(Dataset items)
+ + +
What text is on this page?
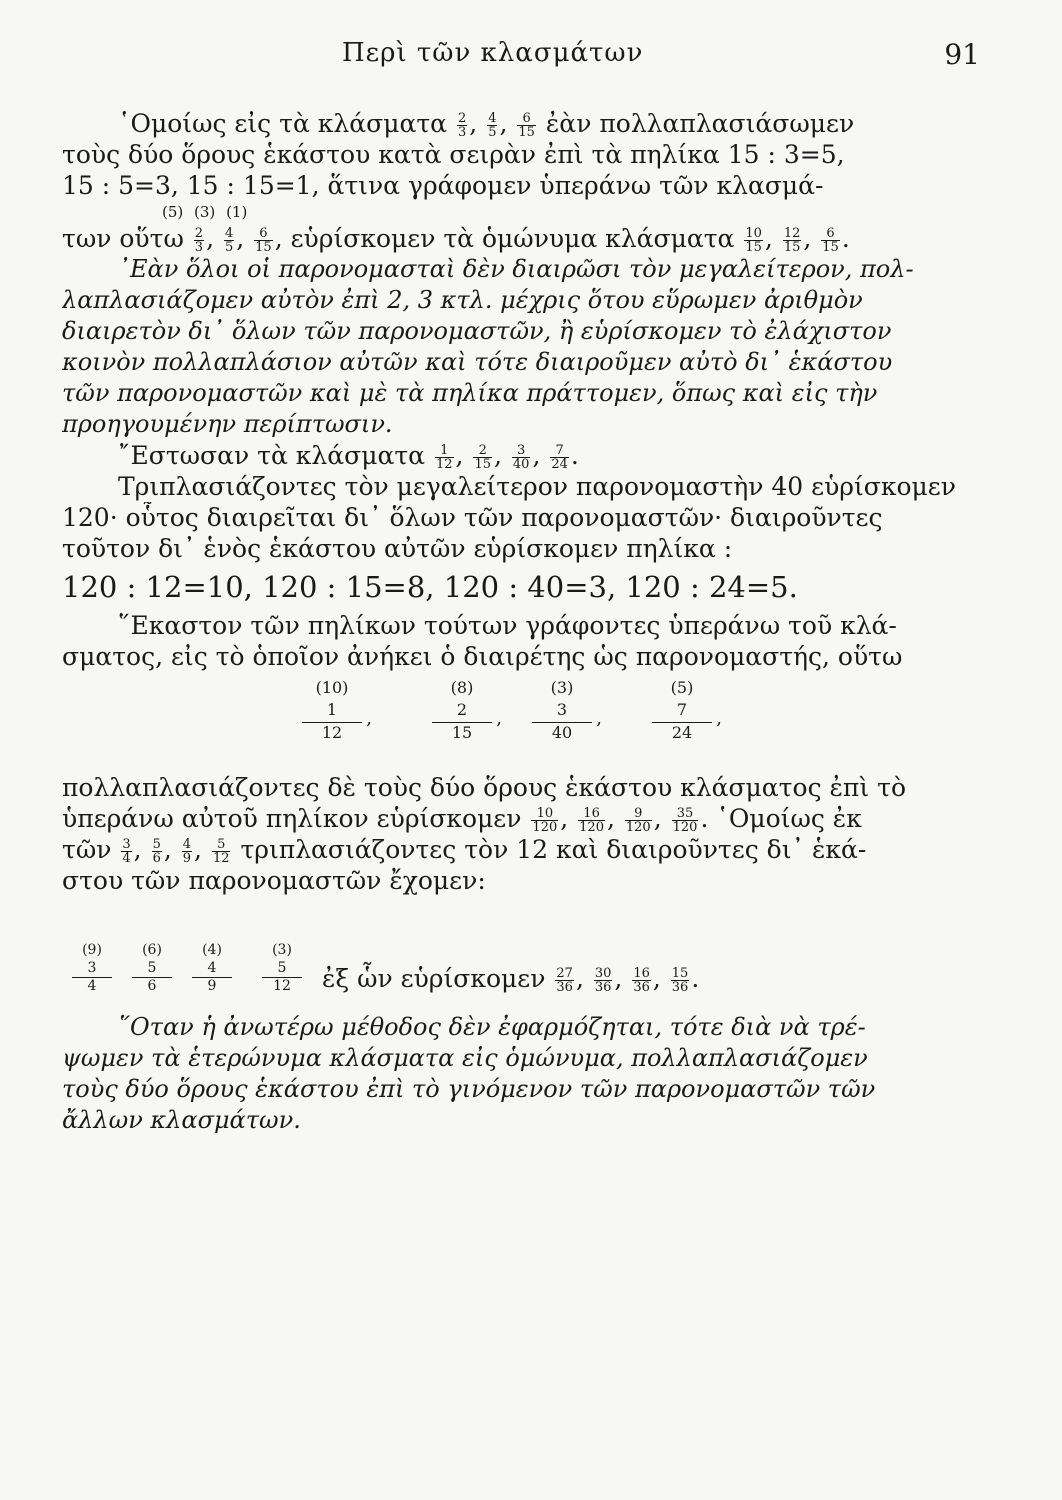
Περὶ τῶν κλασμάτων	91
῾Ομοίως εἰς τὰ κλάσματα $\frac{2}{3}$ , $\frac{4}{5}$ , $\frac{6}{15}$ ἐὰν πολλαπλασιάσωμεν
τοὺς δύο ὅρους ἑκάστου κατὰ σειρὰν ἐπὶ τὰ πηλίκα 15 : 3=5,
15 : 5=3, 15 : 15=1, ἅτινα γράφομεν ὑπεράνω τῶν κλασμά-
(5) (3) (1)
των οὕτω $\frac{2}{3}$ , $\frac{4}{5}$ , $\frac{6}{15}$ , εὑρίσκομεν τὰ ὁμώνυμα κλάσματα $\frac{10}{15}$ , $\frac{12}{15}$ , $\frac{6}{15}$ .
᾽Εὰν ὅλοι οἱ παρονομασταὶ δὲν διαιρῶσι τὸν μεγαλείτερον, πολ-
λαπλασιάζομεν αὐτὸν ἐπὶ 2, 3 κτλ. μέχρις ὅτου εὕρωμεν ἀριθμὸν
διαιρετὸν δι᾽ ὅλων τῶν παρονομαστῶν, ἢ εὑρίσκομεν τὸ ἐλάχιστον
κοινὸν πολλαπλάσιον αὐτῶν καὶ τότε διαιροῦμεν αὐτὸ δι᾽ ἑκάστου
τῶν παρονομαστῶν καὶ μὲ τὰ πηλίκα πράττομεν, ὅπως καὶ εἰς τὴν
προηγουμένην περίπτωσιν.
῎Εστωσαν τὰ κλάσματα $\frac{1}{12}$ , $\frac{2}{15}$ , $\frac{3}{40}$ , $\frac{7}{24}$ .
Τριπλασιάζοντες τὸν μεγαλείτερον παρονομαστὴν 40 εὑρίσκομεν
120· οὗτος διαιρεῖται δι᾽ ὅλων τῶν παρονομαστῶν· διαιροῦντες
τοῦτον δι᾽ ἑνὸς ἑκάστου αὐτῶν εὑρίσκομεν πηλίκα :
120 : 12=10, 120 : 15=8, 120 : 40=3, 120 : 24=5.
῞Εκαστον τῶν πηλίκων τούτων γράφοντες ὑπεράνω τοῦ κλά-
σματος, εἰς τὸ ὁποῖον ἀνήκει ὁ διαιρέτης ὡς παρονομαστής, οὕτω
(10)
1
12
,
(8)
2
15
,
(3)
3
40
,
(5)
7
24
,
πολλαπλασιάζοντες δὲ τοὺς δύο ὅρους ἑκάστου κλάσματος ἐπὶ τὸ
ὑπεράνω αὐτοῦ πηλίκον εὑρίσκομεν $\frac{10}{120}$ , $\frac{16}{120}$ , $\frac{9}{120}$ , $\frac{35}{120}$ . ῾Ομοίως ἐκ
τῶν $\frac{3}{4}$ , $\frac{5}{6}$ , $\frac{4}{9}$ , $\frac{5}{12}$ τριπλασιάζοντες τὸν 12 καὶ διαιροῦντες δι᾽ ἑκά-
στου τῶν παρονομαστῶν ἔχομεν:

(9)
3
4
(6)
5
6
(4)
4
9
(3)
5
12	ἐξ ὧν εὑρίσκομεν $\frac{27}{36}$ , $\frac{30}{36}$ , $\frac{16}{36}$ , $\frac{15}{36}$ .
῞Οταν ἡ ἀνωτέρω μέθοδος δὲν ἐφαρμόζηται, τότε διὰ νὰ τρέ-
ψωμεν τὰ ἑτερώνυμα κλάσματα εἰς ὁμώνυμα, πολλαπλασιάζομεν
τοὺς δύο ὅρους ἑκάστου ἐπὶ τὸ γινόμενον τῶν παρονομαστῶν τῶν
ἄλλων κλασμάτων.
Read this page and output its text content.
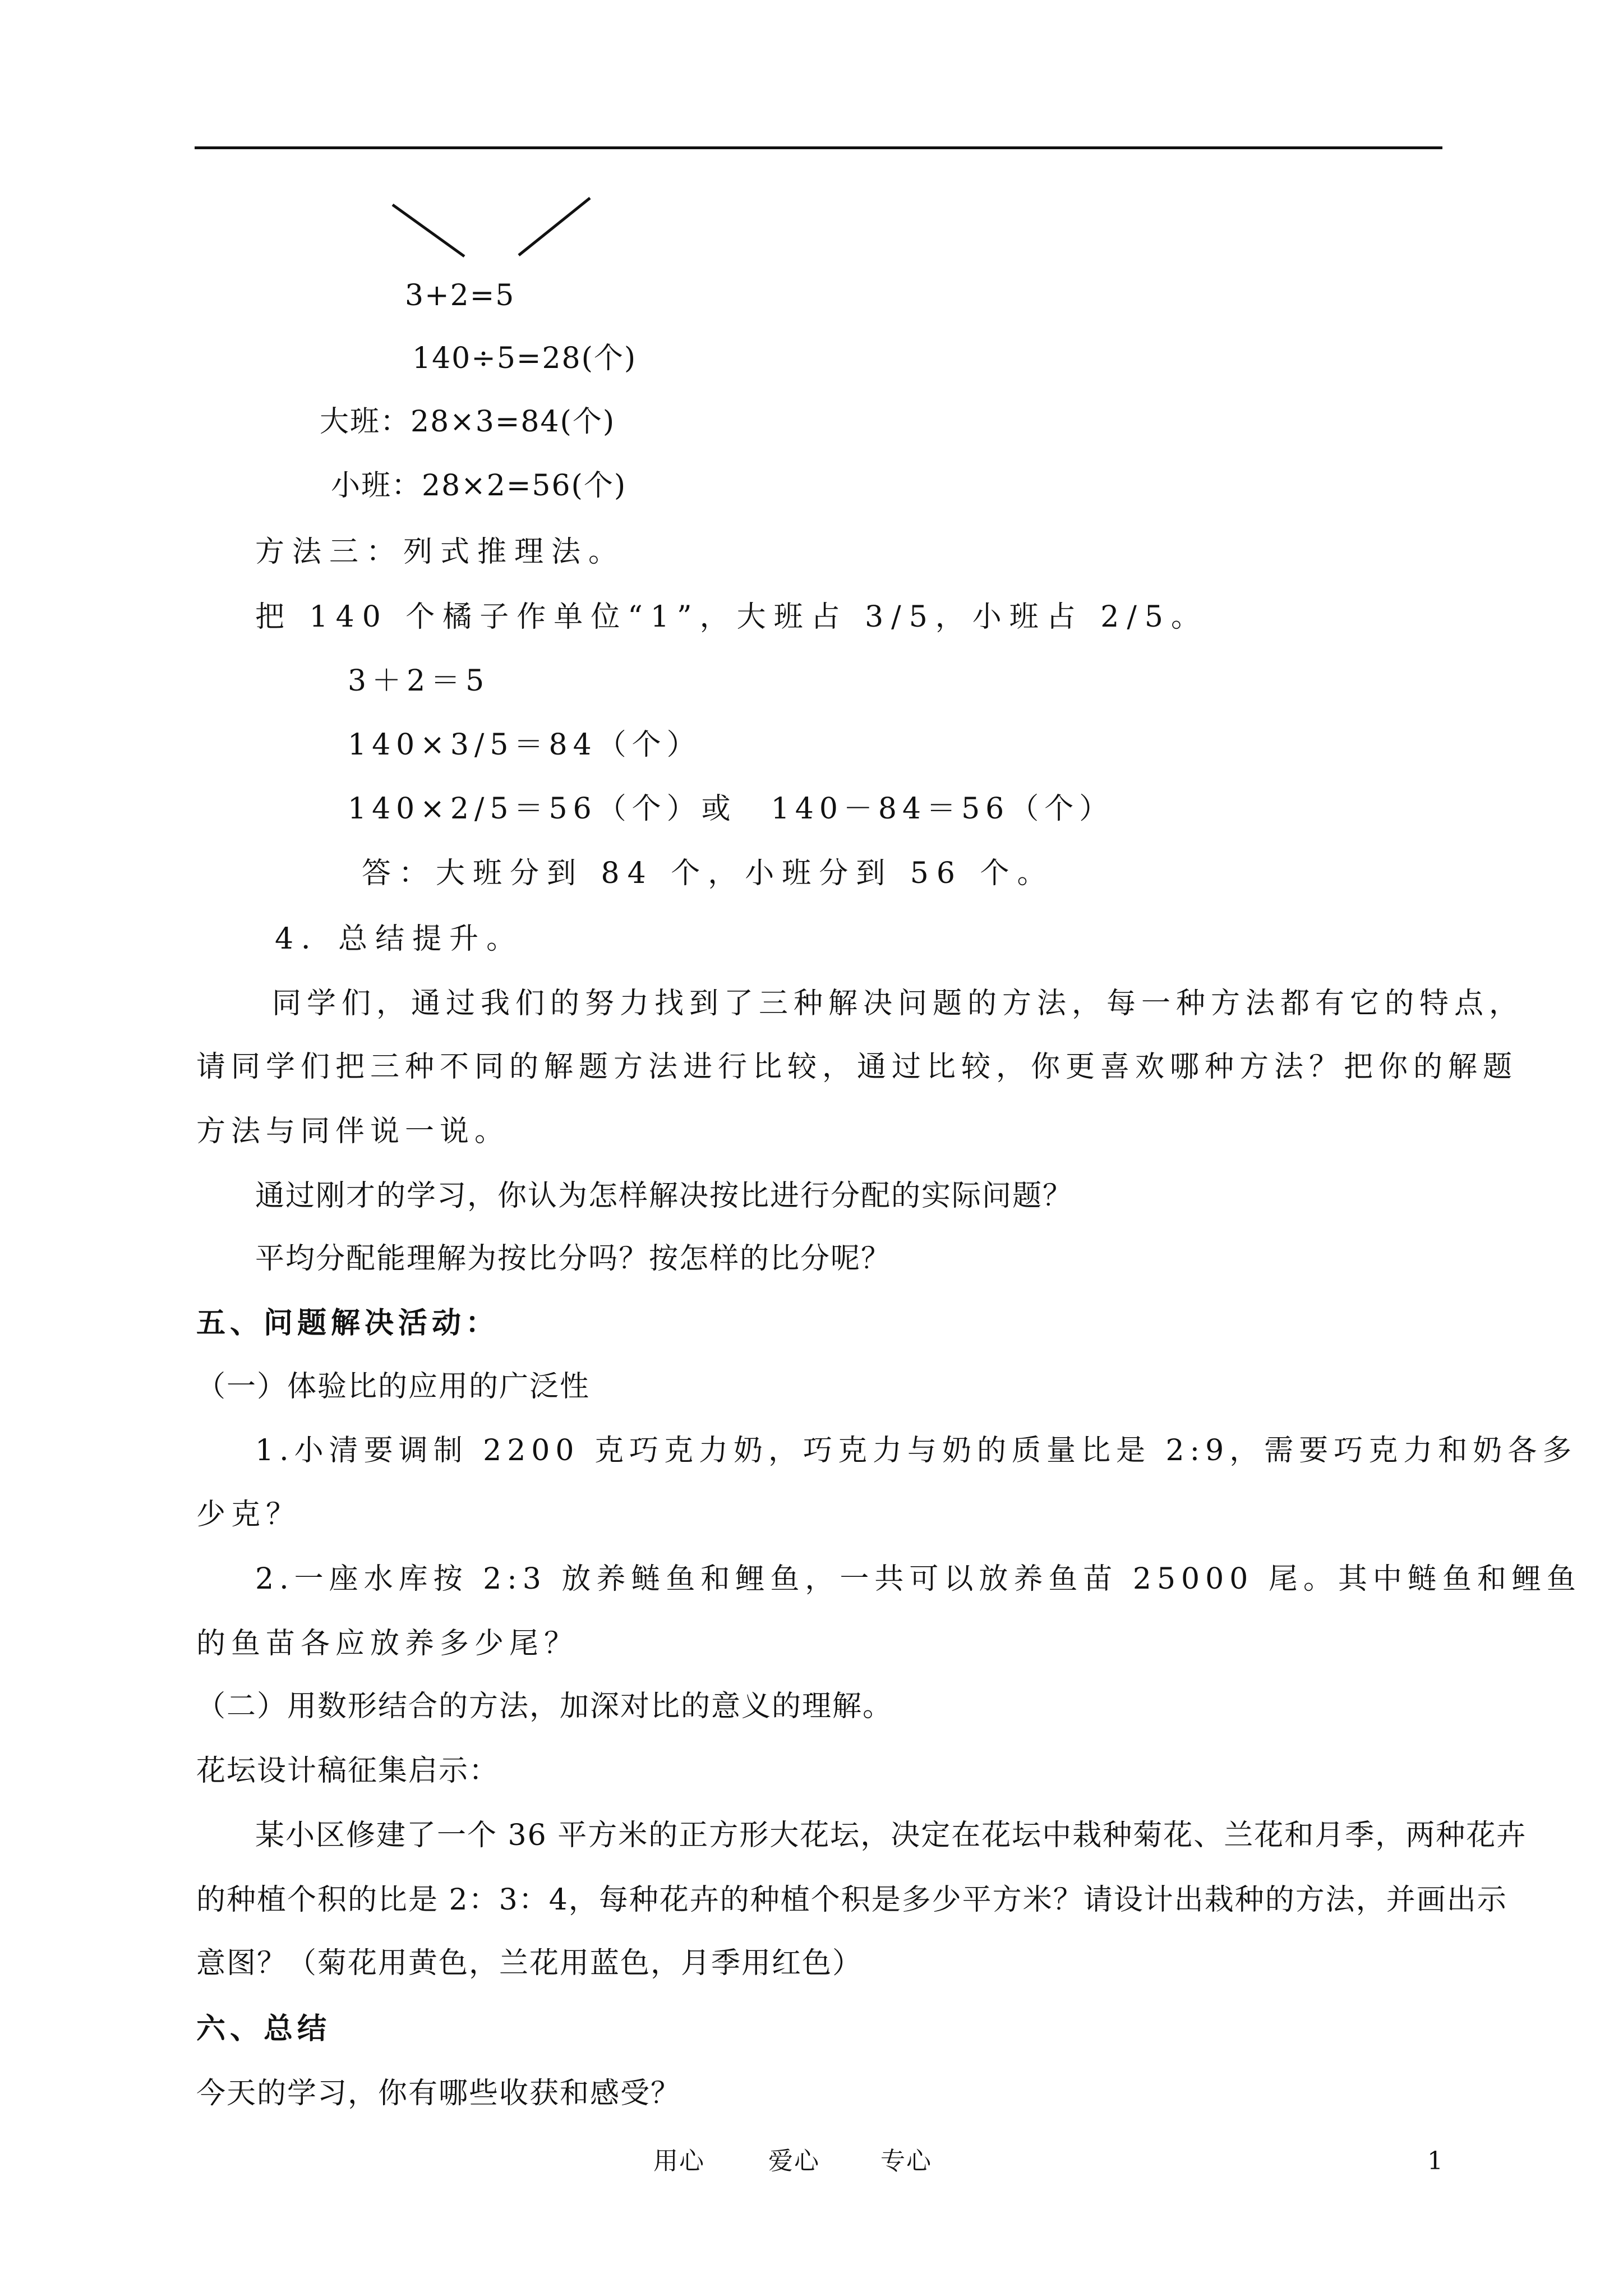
3+2=5
140÷5=28(个)
大班：28×3=84(个)
小班：28×2=56(个)
方法三：列式推理法。
把 140 个橘子作单位“1”，大班占 3/5，小班占 2/5。
3＋2＝5
140×3/5＝84（个）
140×2/5＝56（个）或　140－84＝56（个）
答：大班分到 84 个，小班分到 56 个。
4．总结提升。
同学们，通过我们的努力找到了三种解决问题的方法，每一种方法都有它的特点，
请同学们把三种不同的解题方法进行比较，通过比较，你更喜欢哪种方法？把你的解题
方法与同伴说一说。
通过刚才的学习，你认为怎样解决按比进行分配的实际问题？
平均分配能理解为按比分吗？按怎样的比分呢？
五、问题解决活动：
（一）体验比的应用的广泛性
1.小清要调制 2200 克巧克力奶，巧克力与奶的质量比是 2:9，需要巧克力和奶各多
少克？
2.一座水库按 2:3 放养鲢鱼和鲤鱼，一共可以放养鱼苗 25000 尾。其中鲢鱼和鲤鱼
的鱼苗各应放养多少尾？
（二）用数形结合的方法，加深对比的意义的理解。
花坛设计稿征集启示：
某小区修建了一个 36 平方米的正方形大花坛，决定在花坛中栽种菊花、兰花和月季，两种花卉
的种植个积的比是 2：3：4，每种花卉的种植个积是多少平方米？请设计出栽种的方法，并画出示
意图？（菊花用黄色，兰花用蓝色，月季用红色）
六、总结
今天的学习，你有哪些收获和感受？
用心	爱心 专心	1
+ + +
Leaving out every picture, transcribe exactly the lines from the line that contains "Read this page and output its text content." through the final line of the entries above.

#### [RESULT OF THIS TASK]
Read this page and output its text content.
3+2=5
140÷5=28(个)
大班：28×3=84(个)
小班：28×2=56(个)
方法三：列式推理法。
把 140 个橘子作单位“1”，大班占 3/5，小班占 2/5。
3＋2＝5
140×3/5＝84（个）
140×2/5＝56（个）或　140－84＝56（个）
答：大班分到 84 个，小班分到 56 个。
4．总结提升。
同学们，通过我们的努力找到了三种解决问题的方法，每一种方法都有它的特点，
请同学们把三种不同的解题方法进行比较，通过比较，你更喜欢哪种方法？把你的解题
方法与同伴说一说。
通过刚才的学习，你认为怎样解决按比进行分配的实际问题？
平均分配能理解为按比分吗？按怎样的比分呢？
五、问题解决活动：
（一）体验比的应用的广泛性
1.小清要调制 2200 克巧克力奶，巧克力与奶的质量比是 2:9，需要巧克力和奶各多
少克？
2.一座水库按 2:3 放养鲢鱼和鲤鱼，一共可以放养鱼苗 25000 尾。其中鲢鱼和鲤鱼
的鱼苗各应放养多少尾？
（二）用数形结合的方法，加深对比的意义的理解。
花坛设计稿征集启示：
某小区修建了一个 36 平方米的正方形大花坛，决定在花坛中栽种菊花、兰花和月季，两种花卉
的种植个积的比是 2：3：4，每种花卉的种植个积是多少平方米？请设计出栽种的方法，并画出示
意图？（菊花用黄色，兰花用蓝色，月季用红色）
六、总结
今天的学习，你有哪些收获和感受？
用心	爱心 专心	1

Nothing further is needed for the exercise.